>> Start RECORDS FOR PROCESSING
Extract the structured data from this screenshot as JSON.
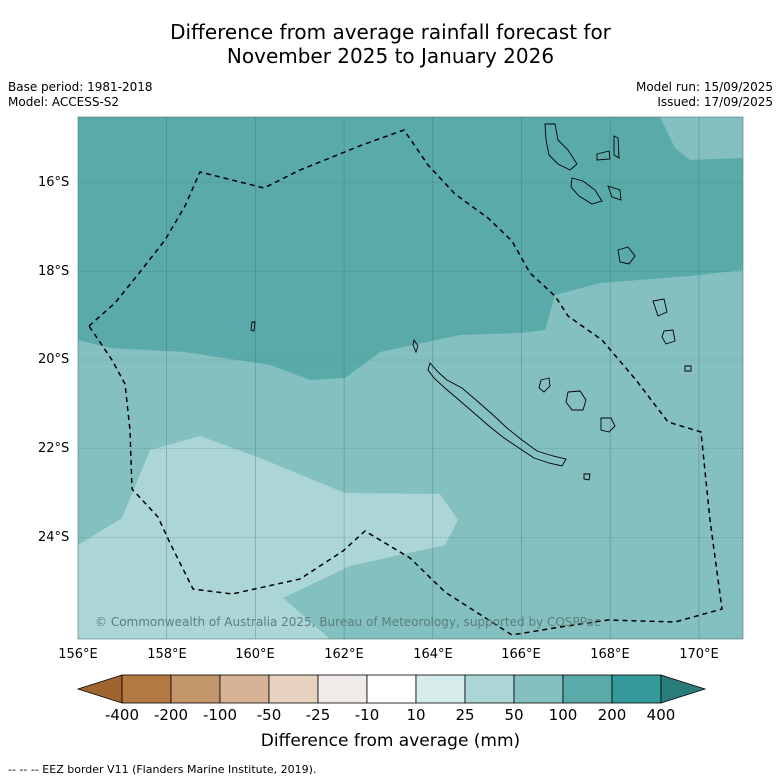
{
  "title_line1": "Difference from average rainfall forecast for",
  "title_line2": "November 2025 to January 2026",
  "base_period": "Base period: 1981-2018",
  "model": "Model: ACCESS-S2",
  "model_run": "Model run: 15/09/2025",
  "issued": "Issued: 17/09/2025",
  "lat_labels": [
    "16°S",
    "18°S",
    "20°S",
    "22°S",
    "24°S"
  ],
  "lon_labels": [
    "156°E",
    "158°E",
    "160°E",
    "162°E",
    "164°E",
    "166°E",
    "168°E",
    "170°E"
  ],
  "copyright": "© Commonwealth of Australia 2025, Bureau of Meteorology, supported by COSPPac",
  "colorbar": {
    "labels": [
      "-400",
      "-200",
      "-100",
      "-50",
      "-25",
      "-10",
      "10",
      "25",
      "50",
      "100",
      "200",
      "400"
    ],
    "colors": [
      "#a0652f",
      "#b27a42",
      "#c3956a",
      "#d5b394",
      "#e6d2bf",
      "#efebe8",
      "#ffffff",
      "#d5ecea",
      "#acd6d6",
      "#83c0bf",
      "#5aaaaa",
      "#33999a",
      "#2a7c7b"
    ],
    "title": "Difference from average (mm)"
  },
  "legend_footnote": "-- -- -- EEZ border V11 (Flanders Marine Institute, 2019).",
  "map_colors": {
    "band_100_200": "#5aaaaa",
    "band_50_100": "#83c0bf",
    "band_25_50": "#acd6d6"
  }
}
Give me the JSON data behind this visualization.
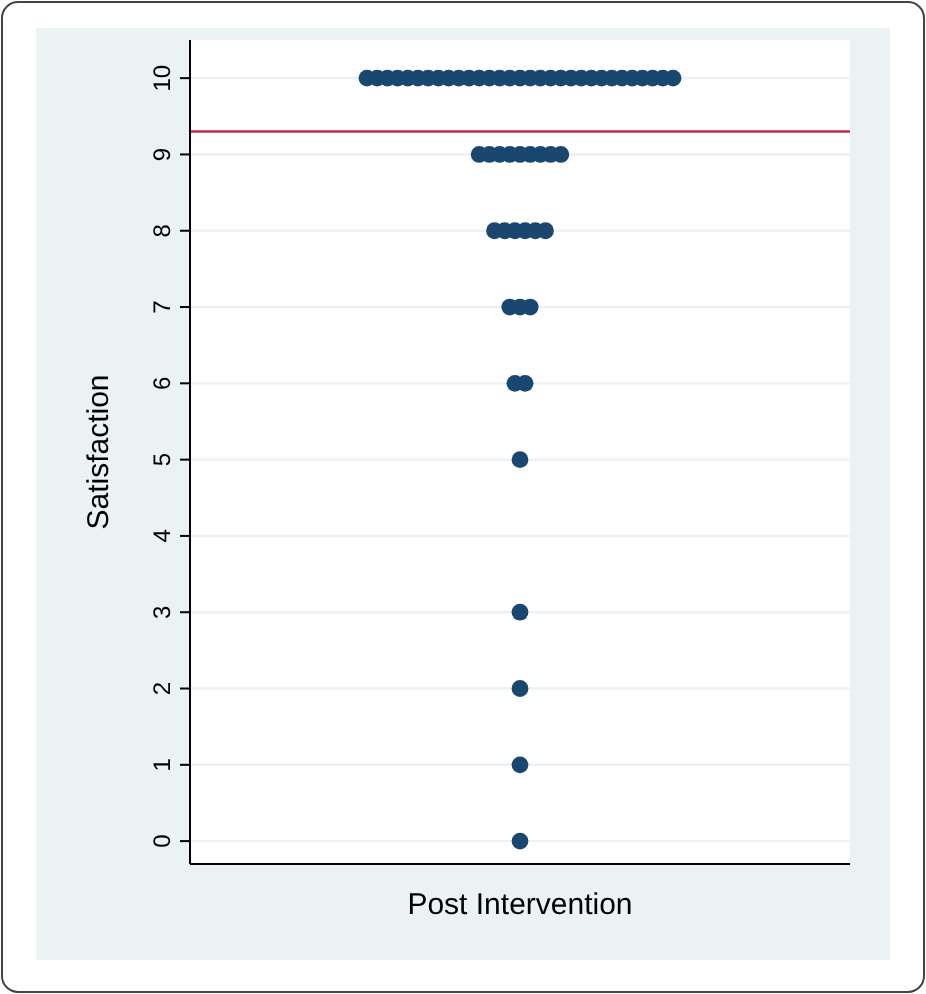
{
  "chart_data": {
    "type": "scatter",
    "ylabel": "Satisfaction",
    "categories": [
      "Post Intervention"
    ],
    "ylim": [
      -0.3,
      10.5
    ],
    "yticks": [
      0,
      1,
      2,
      3,
      4,
      5,
      6,
      7,
      8,
      9,
      10
    ],
    "grid": "y",
    "marker": "circle",
    "ref_lines": [
      {
        "axis": "y",
        "value": 9.3,
        "color": "#c0284c"
      }
    ],
    "series": [
      {
        "color": "#1a476f",
        "x": [
          "Post Intervention",
          "Post Intervention",
          "Post Intervention",
          "Post Intervention",
          "Post Intervention",
          "Post Intervention",
          "Post Intervention",
          "Post Intervention",
          "Post Intervention",
          "Post Intervention",
          "Post Intervention",
          "Post Intervention",
          "Post Intervention",
          "Post Intervention",
          "Post Intervention",
          "Post Intervention",
          "Post Intervention",
          "Post Intervention",
          "Post Intervention",
          "Post Intervention",
          "Post Intervention",
          "Post Intervention",
          "Post Intervention",
          "Post Intervention",
          "Post Intervention",
          "Post Intervention",
          "Post Intervention",
          "Post Intervention",
          "Post Intervention",
          "Post Intervention",
          "Post Intervention",
          "Post Intervention",
          "Post Intervention",
          "Post Intervention",
          "Post Intervention",
          "Post Intervention",
          "Post Intervention",
          "Post Intervention",
          "Post Intervention",
          "Post Intervention",
          "Post Intervention",
          "Post Intervention",
          "Post Intervention",
          "Post Intervention",
          "Post Intervention",
          "Post Intervention",
          "Post Intervention",
          "Post Intervention",
          "Post Intervention",
          "Post Intervention",
          "Post Intervention",
          "Post Intervention",
          "Post Intervention",
          "Post Intervention",
          "Post Intervention",
          "Post Intervention"
        ],
        "values": [
          10,
          10,
          10,
          10,
          10,
          10,
          10,
          10,
          10,
          10,
          10,
          10,
          10,
          10,
          10,
          10,
          10,
          10,
          10,
          10,
          10,
          10,
          10,
          10,
          10,
          10,
          10,
          10,
          10,
          10,
          10,
          9,
          9,
          9,
          9,
          9,
          9,
          9,
          9,
          9,
          8,
          8,
          8,
          8,
          8,
          8,
          7,
          7,
          7,
          6,
          6,
          5,
          3,
          2,
          1,
          0
        ]
      }
    ]
  }
}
>> End RECORDS FOR PROCESSING
-- WHAT TO PRODUCE --
Write out every entry again word for word, without any of the pictures.

-- THE RESULT --
Extract the structured data from this screenshot as JSON.
{
  "title_line1": "Difference from average rainfall forecast for",
  "title_line2": "November 2025 to January 2026",
  "base_period": "Base period: 1981-2018",
  "model": "Model: ACCESS-S2",
  "model_run": "Model run: 15/09/2025",
  "issued": "Issued: 17/09/2025",
  "lat_labels": [
    "16°S",
    "18°S",
    "20°S",
    "22°S",
    "24°S"
  ],
  "lon_labels": [
    "156°E",
    "158°E",
    "160°E",
    "162°E",
    "164°E",
    "166°E",
    "168°E",
    "170°E"
  ],
  "copyright": "© Commonwealth of Australia 2025, Bureau of Meteorology, supported by COSPPac",
  "colorbar": {
    "labels": [
      "-400",
      "-200",
      "-100",
      "-50",
      "-25",
      "-10",
      "10",
      "25",
      "50",
      "100",
      "200",
      "400"
    ],
    "colors": [
      "#a0652f",
      "#b27a42",
      "#c3956a",
      "#d5b394",
      "#e6d2bf",
      "#efebe8",
      "#ffffff",
      "#d5ecea",
      "#acd6d6",
      "#83c0bf",
      "#5aaaaa",
      "#33999a",
      "#2a7c7b"
    ],
    "title": "Difference from average (mm)"
  },
  "legend_footnote": "-- -- -- EEZ border V11 (Flanders Marine Institute, 2019).",
  "map_colors": {
    "band_100_200": "#5aaaaa",
    "band_50_100": "#83c0bf",
    "band_25_50": "#acd6d6"
  }
}
Give me the JSON data behind this visualization.
{
  "chart_data": {
    "type": "scatter",
    "ylabel": "Satisfaction",
    "categories": [
      "Post Intervention"
    ],
    "ylim": [
      -0.3,
      10.5
    ],
    "yticks": [
      0,
      1,
      2,
      3,
      4,
      5,
      6,
      7,
      8,
      9,
      10
    ],
    "grid": "y",
    "marker": "circle",
    "ref_lines": [
      {
        "axis": "y",
        "value": 9.3,
        "color": "#c0284c"
      }
    ],
    "series": [
      {
        "color": "#1a476f",
        "x": [
          "Post Intervention",
          "Post Intervention",
          "Post Intervention",
          "Post Intervention",
          "Post Intervention",
          "Post Intervention",
          "Post Intervention",
          "Post Intervention",
          "Post Intervention",
          "Post Intervention",
          "Post Intervention",
          "Post Intervention",
          "Post Intervention",
          "Post Intervention",
          "Post Intervention",
          "Post Intervention",
          "Post Intervention",
          "Post Intervention",
          "Post Intervention",
          "Post Intervention",
          "Post Intervention",
          "Post Intervention",
          "Post Intervention",
          "Post Intervention",
          "Post Intervention",
          "Post Intervention",
          "Post Intervention",
          "Post Intervention",
          "Post Intervention",
          "Post Intervention",
          "Post Intervention",
          "Post Intervention",
          "Post Intervention",
          "Post Intervention",
          "Post Intervention",
          "Post Intervention",
          "Post Intervention",
          "Post Intervention",
          "Post Intervention",
          "Post Intervention",
          "Post Intervention",
          "Post Intervention",
          "Post Intervention",
          "Post Intervention",
          "Post Intervention",
          "Post Intervention",
          "Post Intervention",
          "Post Intervention",
          "Post Intervention",
          "Post Intervention",
          "Post Intervention",
          "Post Intervention",
          "Post Intervention",
          "Post Intervention",
          "Post Intervention",
          "Post Intervention"
        ],
        "values": [
          10,
          10,
          10,
          10,
          10,
          10,
          10,
          10,
          10,
          10,
          10,
          10,
          10,
          10,
          10,
          10,
          10,
          10,
          10,
          10,
          10,
          10,
          10,
          10,
          10,
          10,
          10,
          10,
          10,
          10,
          10,
          9,
          9,
          9,
          9,
          9,
          9,
          9,
          9,
          9,
          8,
          8,
          8,
          8,
          8,
          8,
          7,
          7,
          7,
          6,
          6,
          5,
          3,
          2,
          1,
          0
        ]
      }
    ]
  }
}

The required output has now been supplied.